Data listing:
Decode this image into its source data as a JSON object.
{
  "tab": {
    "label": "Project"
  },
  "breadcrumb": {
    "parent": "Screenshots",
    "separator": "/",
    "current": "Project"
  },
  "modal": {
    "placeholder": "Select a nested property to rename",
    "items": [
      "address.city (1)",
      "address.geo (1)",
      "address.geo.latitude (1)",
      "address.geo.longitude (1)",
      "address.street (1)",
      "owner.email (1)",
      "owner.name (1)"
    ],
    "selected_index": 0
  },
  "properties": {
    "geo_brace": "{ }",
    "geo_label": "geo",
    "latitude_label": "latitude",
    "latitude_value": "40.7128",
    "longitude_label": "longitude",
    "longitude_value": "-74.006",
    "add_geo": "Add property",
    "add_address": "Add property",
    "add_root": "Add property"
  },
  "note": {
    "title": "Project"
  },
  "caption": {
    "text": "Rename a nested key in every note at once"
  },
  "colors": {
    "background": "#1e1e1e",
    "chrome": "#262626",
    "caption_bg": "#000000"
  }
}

Aim of the exercise:
Each record above must be given again exactly.

Solution:
Decode this image into its source data as a JSON object.
{
  "tab": {
    "label": "Project"
  },
  "breadcrumb": {
    "parent": "Screenshots",
    "separator": "/",
    "current": "Project"
  },
  "modal": {
    "placeholder": "Select a nested property to rename",
    "items": [
      "address.city (1)",
      "address.geo (1)",
      "address.geo.latitude (1)",
      "address.geo.longitude (1)",
      "address.street (1)",
      "owner.email (1)",
      "owner.name (1)"
    ],
    "selected_index": 0
  },
  "properties": {
    "geo_brace": "{ }",
    "geo_label": "geo",
    "latitude_label": "latitude",
    "latitude_value": "40.7128",
    "longitude_label": "longitude",
    "longitude_value": "-74.006",
    "add_geo": "Add property",
    "add_address": "Add property",
    "add_root": "Add property"
  },
  "note": {
    "title": "Project"
  },
  "caption": {
    "text": "Rename a nested key in every note at once"
  },
  "colors": {
    "background": "#1e1e1e",
    "chrome": "#262626",
    "caption_bg": "#000000"
  }
}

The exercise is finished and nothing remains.